[Collected data entries]
┄┄┄┄┄┄┄┄┄┄┄┄┄┄┄┄┄┄┄┄

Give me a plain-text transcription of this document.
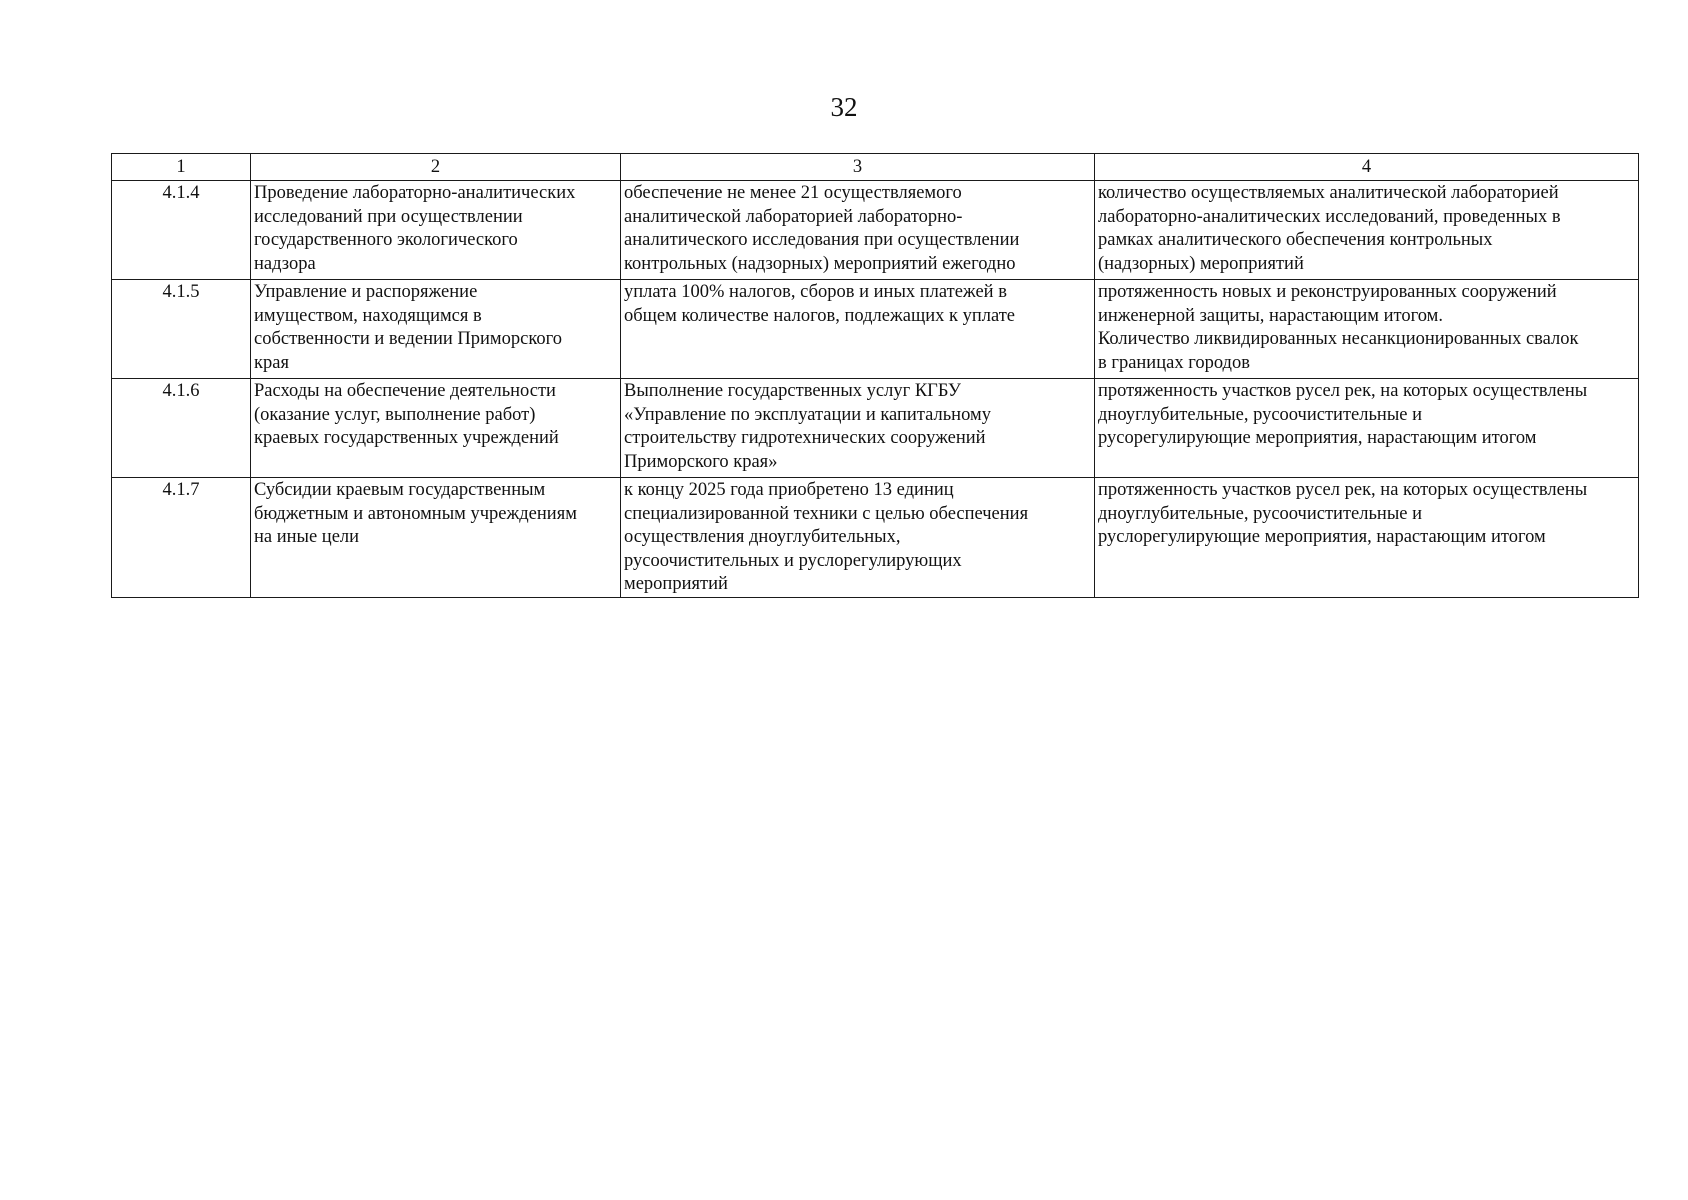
32
1	2	3	4
4.1.4	Проведение лабораторно-аналитических
исследований при осуществлении
государственного экологического
надзора	обеспечение не менее 21 осуществляемого
аналитической лабораторией лабораторно-
аналитического исследования при осуществлении
контрольных (надзорных) мероприятий ежегодно	количество осуществляемых аналитической лабораторией
лабораторно-аналитических исследований, проведенных в
рамках аналитического обеспечения контрольных
(надзорных) мероприятий
4.1.5	Управление и распоряжение
имуществом, находящимся в
собственности и ведении Приморского
края	уплата 100% налогов, сборов и иных платежей в
общем количестве налогов, подлежащих к уплате	протяженность новых и реконструированных сооружений
инженерной защиты, нарастающим итогом.
Количество ликвидированных несанкционированных свалок
в границах городов
4.1.6	Расходы на обеспечение деятельности
(оказание услуг, выполнение работ)
краевых государственных учреждений	Выполнение государственных услуг КГБУ
«Управление по эксплуатации и капитальному
строительству гидротехнических сооружений
Приморского края»	протяженность участков русел рек, на которых осуществлены
дноуглубительные, русоочистительные и
русoрегулирующие мероприятия, нарастающим итогом
4.1.7	Субсидии краевым государственным
бюджетным и автономным учреждениям
на иные цели	к концу 2025 года приобретено 13 единиц
специализированной техники с целью обеспечения
осуществления дноуглубительных,
русоочистительных и руслорегулирующих
мероприятий	протяженность участков русел рек, на которых осуществлены
дноуглубительные, русоочистительные и
руслорегулирующие мероприятия, нарастающим итогом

┄┄┄┄┄┄┄┄┄┄┄┄┄┄┄┄┄┄┄┄

STATED EXERCISE =
Omit the pictures and reproduce the listing exactly.

SOLVED EXERCISE =
Give me a plain-text transcription of this document.
32
1	2	3	4
4.1.4	Проведение лабораторно-аналитических
исследований при осуществлении
государственного экологического
надзора	обеспечение не менее 21 осуществляемого
аналитической лабораторией лабораторно-
аналитического исследования при осуществлении
контрольных (надзорных) мероприятий ежегодно	количество осуществляемых аналитической лабораторией
лабораторно-аналитических исследований, проведенных в
рамках аналитического обеспечения контрольных
(надзорных) мероприятий
4.1.5	Управление и распоряжение
имуществом, находящимся в
собственности и ведении Приморского
края	уплата 100% налогов, сборов и иных платежей в
общем количестве налогов, подлежащих к уплате	протяженность новых и реконструированных сооружений
инженерной защиты, нарастающим итогом.
Количество ликвидированных несанкционированных свалок
в границах городов
4.1.6	Расходы на обеспечение деятельности
(оказание услуг, выполнение работ)
краевых государственных учреждений	Выполнение государственных услуг КГБУ
«Управление по эксплуатации и капитальному
строительству гидротехнических сооружений
Приморского края»	протяженность участков русел рек, на которых осуществлены
дноуглубительные, русоочистительные и
русoрегулирующие мероприятия, нарастающим итогом
4.1.7	Субсидии краевым государственным
бюджетным и автономным учреждениям
на иные цели	к концу 2025 года приобретено 13 единиц
специализированной техники с целью обеспечения
осуществления дноуглубительных,
русоочистительных и руслорегулирующих
мероприятий	протяженность участков русел рек, на которых осуществлены
дноуглубительные, русоочистительные и
руслорегулирующие мероприятия, нарастающим итогом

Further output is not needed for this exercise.